### Exercise requirements
Below are records. Count every line containing the word "High" and give the number alone.

Items from a dataset
-------
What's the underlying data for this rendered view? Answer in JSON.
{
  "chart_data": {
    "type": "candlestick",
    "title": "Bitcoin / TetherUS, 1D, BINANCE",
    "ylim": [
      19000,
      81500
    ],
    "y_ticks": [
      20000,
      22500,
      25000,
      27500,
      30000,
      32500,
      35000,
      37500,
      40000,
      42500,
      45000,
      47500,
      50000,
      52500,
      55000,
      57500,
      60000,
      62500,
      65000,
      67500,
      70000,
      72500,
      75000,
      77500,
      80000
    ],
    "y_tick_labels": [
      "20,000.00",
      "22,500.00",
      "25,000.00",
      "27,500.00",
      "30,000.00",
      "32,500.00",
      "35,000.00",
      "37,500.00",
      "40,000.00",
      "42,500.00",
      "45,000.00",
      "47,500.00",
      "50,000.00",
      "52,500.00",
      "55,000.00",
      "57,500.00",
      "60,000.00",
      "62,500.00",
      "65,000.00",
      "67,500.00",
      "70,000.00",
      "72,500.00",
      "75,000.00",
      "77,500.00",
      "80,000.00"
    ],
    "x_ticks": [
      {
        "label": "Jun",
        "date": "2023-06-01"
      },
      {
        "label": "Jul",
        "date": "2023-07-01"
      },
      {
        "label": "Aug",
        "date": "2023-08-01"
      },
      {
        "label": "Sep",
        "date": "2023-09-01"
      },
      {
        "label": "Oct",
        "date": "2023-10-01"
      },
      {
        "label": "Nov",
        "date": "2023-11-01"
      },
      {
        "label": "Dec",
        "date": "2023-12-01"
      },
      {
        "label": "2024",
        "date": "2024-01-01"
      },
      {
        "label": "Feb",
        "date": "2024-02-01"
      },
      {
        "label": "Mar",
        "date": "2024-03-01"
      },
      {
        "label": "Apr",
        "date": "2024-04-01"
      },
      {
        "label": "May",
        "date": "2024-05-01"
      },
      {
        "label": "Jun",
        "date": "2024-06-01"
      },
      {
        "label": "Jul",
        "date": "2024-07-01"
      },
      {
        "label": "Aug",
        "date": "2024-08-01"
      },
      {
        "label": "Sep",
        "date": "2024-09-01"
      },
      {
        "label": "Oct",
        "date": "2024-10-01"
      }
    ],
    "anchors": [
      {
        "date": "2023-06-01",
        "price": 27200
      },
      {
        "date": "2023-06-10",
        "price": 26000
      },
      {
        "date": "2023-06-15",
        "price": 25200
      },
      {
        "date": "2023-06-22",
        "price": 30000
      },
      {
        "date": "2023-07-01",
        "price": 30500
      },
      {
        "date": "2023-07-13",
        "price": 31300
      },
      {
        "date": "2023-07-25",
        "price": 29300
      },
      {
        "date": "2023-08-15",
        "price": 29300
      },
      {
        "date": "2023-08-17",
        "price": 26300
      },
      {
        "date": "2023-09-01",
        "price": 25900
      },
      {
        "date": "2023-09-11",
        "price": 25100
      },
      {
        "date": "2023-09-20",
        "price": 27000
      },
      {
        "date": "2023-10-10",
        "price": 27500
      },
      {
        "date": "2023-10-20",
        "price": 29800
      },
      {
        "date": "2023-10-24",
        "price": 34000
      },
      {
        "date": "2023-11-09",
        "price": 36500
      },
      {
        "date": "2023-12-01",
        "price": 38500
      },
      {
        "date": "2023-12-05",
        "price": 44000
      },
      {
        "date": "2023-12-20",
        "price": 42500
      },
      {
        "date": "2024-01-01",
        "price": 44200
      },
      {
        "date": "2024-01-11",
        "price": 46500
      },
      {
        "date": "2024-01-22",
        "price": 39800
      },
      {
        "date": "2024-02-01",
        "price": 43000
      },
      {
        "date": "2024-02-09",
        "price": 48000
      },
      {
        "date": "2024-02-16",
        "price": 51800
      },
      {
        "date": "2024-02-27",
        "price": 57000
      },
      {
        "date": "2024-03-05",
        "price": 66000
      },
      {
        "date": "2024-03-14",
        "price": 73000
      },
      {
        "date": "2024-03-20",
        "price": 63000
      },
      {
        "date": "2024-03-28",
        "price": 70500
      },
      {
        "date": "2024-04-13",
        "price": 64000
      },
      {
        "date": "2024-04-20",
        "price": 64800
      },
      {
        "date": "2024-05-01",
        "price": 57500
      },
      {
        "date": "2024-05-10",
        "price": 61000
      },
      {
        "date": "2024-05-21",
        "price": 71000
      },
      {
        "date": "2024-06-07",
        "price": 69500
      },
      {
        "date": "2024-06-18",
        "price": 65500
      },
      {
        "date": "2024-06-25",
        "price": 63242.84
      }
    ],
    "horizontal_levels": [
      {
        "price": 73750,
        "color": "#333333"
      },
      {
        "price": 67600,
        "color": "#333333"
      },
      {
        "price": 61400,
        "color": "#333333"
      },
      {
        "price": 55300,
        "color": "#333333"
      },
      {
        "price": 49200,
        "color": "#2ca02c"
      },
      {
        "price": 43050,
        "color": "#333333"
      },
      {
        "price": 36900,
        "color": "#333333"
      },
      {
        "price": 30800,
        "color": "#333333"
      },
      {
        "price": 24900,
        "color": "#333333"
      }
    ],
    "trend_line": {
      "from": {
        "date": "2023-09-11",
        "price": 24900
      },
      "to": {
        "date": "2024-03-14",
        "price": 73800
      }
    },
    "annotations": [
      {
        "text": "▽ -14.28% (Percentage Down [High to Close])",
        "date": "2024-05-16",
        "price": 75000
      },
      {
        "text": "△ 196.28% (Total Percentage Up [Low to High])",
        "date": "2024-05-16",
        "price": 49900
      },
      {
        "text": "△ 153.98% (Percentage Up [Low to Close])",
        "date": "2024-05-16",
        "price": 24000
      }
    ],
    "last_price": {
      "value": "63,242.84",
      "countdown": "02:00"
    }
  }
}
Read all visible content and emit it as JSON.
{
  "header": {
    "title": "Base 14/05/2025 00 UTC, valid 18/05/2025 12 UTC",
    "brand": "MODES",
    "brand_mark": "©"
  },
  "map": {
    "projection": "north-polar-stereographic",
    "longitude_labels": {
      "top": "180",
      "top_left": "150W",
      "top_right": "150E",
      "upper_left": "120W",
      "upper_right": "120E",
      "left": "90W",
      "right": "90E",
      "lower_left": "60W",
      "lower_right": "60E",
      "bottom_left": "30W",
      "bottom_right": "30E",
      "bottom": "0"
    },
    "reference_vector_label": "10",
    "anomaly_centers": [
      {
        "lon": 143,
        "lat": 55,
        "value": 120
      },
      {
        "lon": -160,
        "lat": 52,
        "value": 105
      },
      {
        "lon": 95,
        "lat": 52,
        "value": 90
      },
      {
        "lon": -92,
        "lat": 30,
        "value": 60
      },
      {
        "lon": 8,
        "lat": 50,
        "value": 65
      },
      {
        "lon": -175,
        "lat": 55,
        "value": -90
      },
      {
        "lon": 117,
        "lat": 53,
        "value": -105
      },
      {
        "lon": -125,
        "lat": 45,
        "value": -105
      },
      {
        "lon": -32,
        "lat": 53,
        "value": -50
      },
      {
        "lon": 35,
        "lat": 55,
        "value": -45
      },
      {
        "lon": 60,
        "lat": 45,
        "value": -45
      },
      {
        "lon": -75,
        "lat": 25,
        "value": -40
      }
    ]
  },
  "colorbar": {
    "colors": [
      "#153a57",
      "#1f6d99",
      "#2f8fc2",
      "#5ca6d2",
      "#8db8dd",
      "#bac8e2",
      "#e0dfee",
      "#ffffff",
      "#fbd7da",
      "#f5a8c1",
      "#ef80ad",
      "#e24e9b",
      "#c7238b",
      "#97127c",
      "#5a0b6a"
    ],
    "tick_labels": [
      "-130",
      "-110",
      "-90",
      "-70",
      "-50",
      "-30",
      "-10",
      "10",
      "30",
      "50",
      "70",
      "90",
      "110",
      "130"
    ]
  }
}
-------
### Complete response
2